Exercise objective:
Write out the part of the text below on law and the pluralistic deficit from "This variety is" to "their own interests.".

Study text:
In periods of transition, it is common for lawyers to be asked, in light of an allegedly overriding reality, to critically revisit the table of contents or categories of their discipline. In such periods it is also normal for the scientific debate of the law to be pervaded by a deep sense of uneasiness. The physiognomy of the law is, at least to a certain extent, to drive rather than to follow the evolution of reality. Accordingly, it is a symptom of pathology if reality systematically departs from rules or categories still in force. Nonetheless, law is everything but a stable artifact. Only in the easy cases does its evolution comply with the procedures that the law itself provides for its amendment. In the other cases, namely when the reality constantly deranges the rules or the legal categories and imposes itself as dominant, it is up to the science of the law to decide either if (and how) the traditional categories have to be reinforced or if (and how) they are required to be updated, accommodating the law to the reality.

An example of this uneasiness emerges from the articles hereafter published as a result of a conference held at the Faculty of Law of Trento, Italy, in June 2004. The debate started from the broadly shared assumption that the performances of the traditional domestic circuits of representative democracy are increasingly challenged when a number of actors do not perceive they are properly involved in the regulatory (legislative and administrative) decisionmaking processes and before the courts. As organizers of the conference, we labeled this reality the pluralistic deficit, and we asked each of our guests to deal with this issue from the perspective of his or her highly differentiated academic background.1 [End Page 409]

This variety is reflected in the multiplicity of perspectives through which the theme has been developed. Nevertheless, the ticklish dilemma emerges in most of the contributions between (re)empowering and revitalizing the traditional democratic institutions and political circuits, and devising alternative forms of representation considering a reality where the actors not (or not properly) involved seem to prefer original and often informal practices to influence the decisionmaking with their own interests.

Raw data:
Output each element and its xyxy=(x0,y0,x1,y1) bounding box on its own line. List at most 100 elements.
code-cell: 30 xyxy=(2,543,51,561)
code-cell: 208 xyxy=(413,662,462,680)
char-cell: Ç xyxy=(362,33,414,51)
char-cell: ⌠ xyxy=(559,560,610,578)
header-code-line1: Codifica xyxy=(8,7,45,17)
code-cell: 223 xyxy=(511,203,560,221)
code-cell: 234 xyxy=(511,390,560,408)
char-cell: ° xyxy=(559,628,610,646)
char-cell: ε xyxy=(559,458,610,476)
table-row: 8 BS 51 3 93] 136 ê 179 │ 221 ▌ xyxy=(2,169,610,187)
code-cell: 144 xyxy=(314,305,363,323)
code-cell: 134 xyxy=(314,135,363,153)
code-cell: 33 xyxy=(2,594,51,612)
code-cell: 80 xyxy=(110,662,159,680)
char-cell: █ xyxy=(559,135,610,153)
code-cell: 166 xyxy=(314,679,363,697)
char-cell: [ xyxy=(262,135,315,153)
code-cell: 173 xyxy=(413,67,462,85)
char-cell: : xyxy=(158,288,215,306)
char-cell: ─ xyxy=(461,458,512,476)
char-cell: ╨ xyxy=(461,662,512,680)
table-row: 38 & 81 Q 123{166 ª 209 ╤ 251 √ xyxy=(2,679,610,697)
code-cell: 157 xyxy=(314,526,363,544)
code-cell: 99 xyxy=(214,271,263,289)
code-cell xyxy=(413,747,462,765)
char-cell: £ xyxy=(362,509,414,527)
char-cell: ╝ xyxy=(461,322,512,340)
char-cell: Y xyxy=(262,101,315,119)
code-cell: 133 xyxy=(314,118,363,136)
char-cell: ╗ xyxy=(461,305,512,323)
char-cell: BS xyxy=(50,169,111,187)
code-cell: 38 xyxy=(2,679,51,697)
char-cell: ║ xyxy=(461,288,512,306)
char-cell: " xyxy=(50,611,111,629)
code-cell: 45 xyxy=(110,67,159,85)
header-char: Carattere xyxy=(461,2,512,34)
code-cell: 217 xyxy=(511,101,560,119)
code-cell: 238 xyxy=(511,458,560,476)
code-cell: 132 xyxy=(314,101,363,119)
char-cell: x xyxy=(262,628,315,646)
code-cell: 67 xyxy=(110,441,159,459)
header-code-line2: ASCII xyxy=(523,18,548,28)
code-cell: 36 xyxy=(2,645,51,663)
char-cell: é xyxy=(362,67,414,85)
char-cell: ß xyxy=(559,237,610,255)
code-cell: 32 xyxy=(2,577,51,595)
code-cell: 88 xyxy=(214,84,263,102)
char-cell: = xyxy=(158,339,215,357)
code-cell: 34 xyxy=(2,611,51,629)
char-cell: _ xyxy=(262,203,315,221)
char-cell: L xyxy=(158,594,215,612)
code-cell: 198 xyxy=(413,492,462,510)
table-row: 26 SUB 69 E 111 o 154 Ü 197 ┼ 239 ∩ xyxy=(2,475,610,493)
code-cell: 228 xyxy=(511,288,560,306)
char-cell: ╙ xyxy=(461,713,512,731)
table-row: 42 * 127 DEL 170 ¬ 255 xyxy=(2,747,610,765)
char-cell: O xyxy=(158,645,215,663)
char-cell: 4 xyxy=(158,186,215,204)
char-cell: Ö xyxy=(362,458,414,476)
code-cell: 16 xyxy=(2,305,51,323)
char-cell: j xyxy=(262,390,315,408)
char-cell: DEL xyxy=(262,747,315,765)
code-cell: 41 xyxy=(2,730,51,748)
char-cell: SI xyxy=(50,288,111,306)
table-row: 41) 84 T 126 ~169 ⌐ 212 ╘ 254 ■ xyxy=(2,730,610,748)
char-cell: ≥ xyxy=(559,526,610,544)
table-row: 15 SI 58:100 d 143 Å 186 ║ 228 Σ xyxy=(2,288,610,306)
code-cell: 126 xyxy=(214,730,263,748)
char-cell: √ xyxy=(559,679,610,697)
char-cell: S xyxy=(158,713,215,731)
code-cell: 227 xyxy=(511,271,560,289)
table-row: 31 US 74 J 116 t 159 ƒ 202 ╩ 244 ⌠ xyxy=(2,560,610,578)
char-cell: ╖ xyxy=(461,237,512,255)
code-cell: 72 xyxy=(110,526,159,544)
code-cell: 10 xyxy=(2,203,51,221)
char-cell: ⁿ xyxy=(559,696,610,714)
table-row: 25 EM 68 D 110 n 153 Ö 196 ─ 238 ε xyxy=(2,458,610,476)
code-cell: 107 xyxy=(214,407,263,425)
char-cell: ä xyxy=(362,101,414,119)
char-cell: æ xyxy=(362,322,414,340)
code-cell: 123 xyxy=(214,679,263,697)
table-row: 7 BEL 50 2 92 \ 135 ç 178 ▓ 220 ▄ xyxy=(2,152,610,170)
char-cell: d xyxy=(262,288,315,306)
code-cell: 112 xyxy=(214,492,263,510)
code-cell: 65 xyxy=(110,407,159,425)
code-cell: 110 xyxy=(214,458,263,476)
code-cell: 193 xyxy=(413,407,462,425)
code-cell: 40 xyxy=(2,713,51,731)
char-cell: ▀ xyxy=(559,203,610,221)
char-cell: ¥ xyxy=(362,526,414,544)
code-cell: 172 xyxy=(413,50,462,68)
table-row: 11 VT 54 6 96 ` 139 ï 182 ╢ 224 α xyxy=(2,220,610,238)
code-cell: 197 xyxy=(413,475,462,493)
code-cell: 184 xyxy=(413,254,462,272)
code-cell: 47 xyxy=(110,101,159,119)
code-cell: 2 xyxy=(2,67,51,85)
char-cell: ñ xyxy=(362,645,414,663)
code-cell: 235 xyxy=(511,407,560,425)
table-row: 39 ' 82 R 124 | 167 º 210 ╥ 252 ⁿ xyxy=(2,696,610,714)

Result:
This variety is reflected in the multiplicity of perspectives through which the theme has been developed. Nevertheless, the ticklish dilemma emerges in most of the contributions between (re)empowering and revitalizing the traditional democratic institutions and political circuits, and devising alternative forms of representation considering a reality where the actors not (or not properly) involved seem to prefer original and often informal practices to influence the decisionmaking with their own interests.